- [What is required]
Repeat the data below exactly, dropping any pictures it holds.

————

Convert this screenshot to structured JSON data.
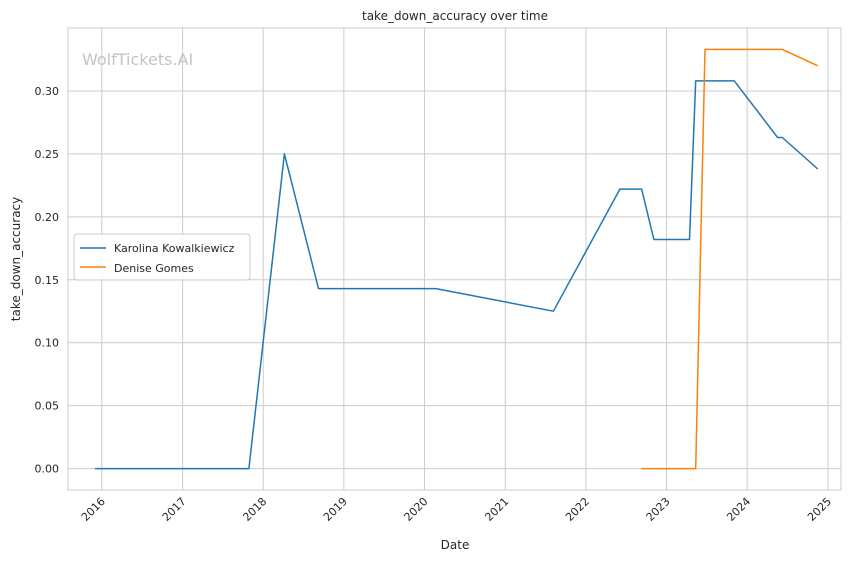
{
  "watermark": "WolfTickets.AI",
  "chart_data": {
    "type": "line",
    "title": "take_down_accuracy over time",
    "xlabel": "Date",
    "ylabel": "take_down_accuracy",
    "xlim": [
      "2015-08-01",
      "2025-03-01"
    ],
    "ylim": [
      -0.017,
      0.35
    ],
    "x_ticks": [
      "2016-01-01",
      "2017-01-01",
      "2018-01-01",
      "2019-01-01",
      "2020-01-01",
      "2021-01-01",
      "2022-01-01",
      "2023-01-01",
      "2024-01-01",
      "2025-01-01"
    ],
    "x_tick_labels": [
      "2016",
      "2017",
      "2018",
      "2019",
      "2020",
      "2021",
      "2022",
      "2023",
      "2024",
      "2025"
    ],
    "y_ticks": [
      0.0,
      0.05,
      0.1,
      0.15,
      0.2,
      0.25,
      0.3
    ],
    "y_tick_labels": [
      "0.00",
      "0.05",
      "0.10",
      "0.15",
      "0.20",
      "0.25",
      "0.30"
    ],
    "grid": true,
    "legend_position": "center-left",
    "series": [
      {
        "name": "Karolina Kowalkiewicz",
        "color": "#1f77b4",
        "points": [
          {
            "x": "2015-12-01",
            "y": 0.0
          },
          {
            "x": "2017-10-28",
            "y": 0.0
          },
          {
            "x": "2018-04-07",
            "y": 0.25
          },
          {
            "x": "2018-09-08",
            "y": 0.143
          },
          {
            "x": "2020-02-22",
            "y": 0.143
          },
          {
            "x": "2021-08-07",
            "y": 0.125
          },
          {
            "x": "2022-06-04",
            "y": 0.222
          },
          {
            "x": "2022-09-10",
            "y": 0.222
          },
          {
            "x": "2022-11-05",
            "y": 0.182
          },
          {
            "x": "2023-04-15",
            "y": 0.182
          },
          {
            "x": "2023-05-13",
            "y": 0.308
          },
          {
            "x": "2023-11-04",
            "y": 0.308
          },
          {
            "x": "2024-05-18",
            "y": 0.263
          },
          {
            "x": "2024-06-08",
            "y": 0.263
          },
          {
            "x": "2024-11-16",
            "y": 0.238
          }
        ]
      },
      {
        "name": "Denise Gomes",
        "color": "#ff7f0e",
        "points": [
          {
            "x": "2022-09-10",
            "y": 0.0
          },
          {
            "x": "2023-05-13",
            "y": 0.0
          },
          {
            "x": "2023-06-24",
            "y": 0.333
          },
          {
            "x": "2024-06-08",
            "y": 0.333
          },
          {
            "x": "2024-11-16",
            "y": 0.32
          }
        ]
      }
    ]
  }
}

————

- [Finished task]
Convert this screenshot to structured JSON data.
{
  "watermark": "WolfTickets.AI",
  "chart_data": {
    "type": "line",
    "title": "take_down_accuracy over time",
    "xlabel": "Date",
    "ylabel": "take_down_accuracy",
    "xlim": [
      "2015-08-01",
      "2025-03-01"
    ],
    "ylim": [
      -0.017,
      0.35
    ],
    "x_ticks": [
      "2016-01-01",
      "2017-01-01",
      "2018-01-01",
      "2019-01-01",
      "2020-01-01",
      "2021-01-01",
      "2022-01-01",
      "2023-01-01",
      "2024-01-01",
      "2025-01-01"
    ],
    "x_tick_labels": [
      "2016",
      "2017",
      "2018",
      "2019",
      "2020",
      "2021",
      "2022",
      "2023",
      "2024",
      "2025"
    ],
    "y_ticks": [
      0.0,
      0.05,
      0.1,
      0.15,
      0.2,
      0.25,
      0.3
    ],
    "y_tick_labels": [
      "0.00",
      "0.05",
      "0.10",
      "0.15",
      "0.20",
      "0.25",
      "0.30"
    ],
    "grid": true,
    "legend_position": "center-left",
    "series": [
      {
        "name": "Karolina Kowalkiewicz",
        "color": "#1f77b4",
        "points": [
          {
            "x": "2015-12-01",
            "y": 0.0
          },
          {
            "x": "2017-10-28",
            "y": 0.0
          },
          {
            "x": "2018-04-07",
            "y": 0.25
          },
          {
            "x": "2018-09-08",
            "y": 0.143
          },
          {
            "x": "2020-02-22",
            "y": 0.143
          },
          {
            "x": "2021-08-07",
            "y": 0.125
          },
          {
            "x": "2022-06-04",
            "y": 0.222
          },
          {
            "x": "2022-09-10",
            "y": 0.222
          },
          {
            "x": "2022-11-05",
            "y": 0.182
          },
          {
            "x": "2023-04-15",
            "y": 0.182
          },
          {
            "x": "2023-05-13",
            "y": 0.308
          },
          {
            "x": "2023-11-04",
            "y": 0.308
          },
          {
            "x": "2024-05-18",
            "y": 0.263
          },
          {
            "x": "2024-06-08",
            "y": 0.263
          },
          {
            "x": "2024-11-16",
            "y": 0.238
          }
        ]
      },
      {
        "name": "Denise Gomes",
        "color": "#ff7f0e",
        "points": [
          {
            "x": "2022-09-10",
            "y": 0.0
          },
          {
            "x": "2023-05-13",
            "y": 0.0
          },
          {
            "x": "2023-06-24",
            "y": 0.333
          },
          {
            "x": "2024-06-08",
            "y": 0.333
          },
          {
            "x": "2024-11-16",
            "y": 0.32
          }
        ]
      }
    ]
  }
}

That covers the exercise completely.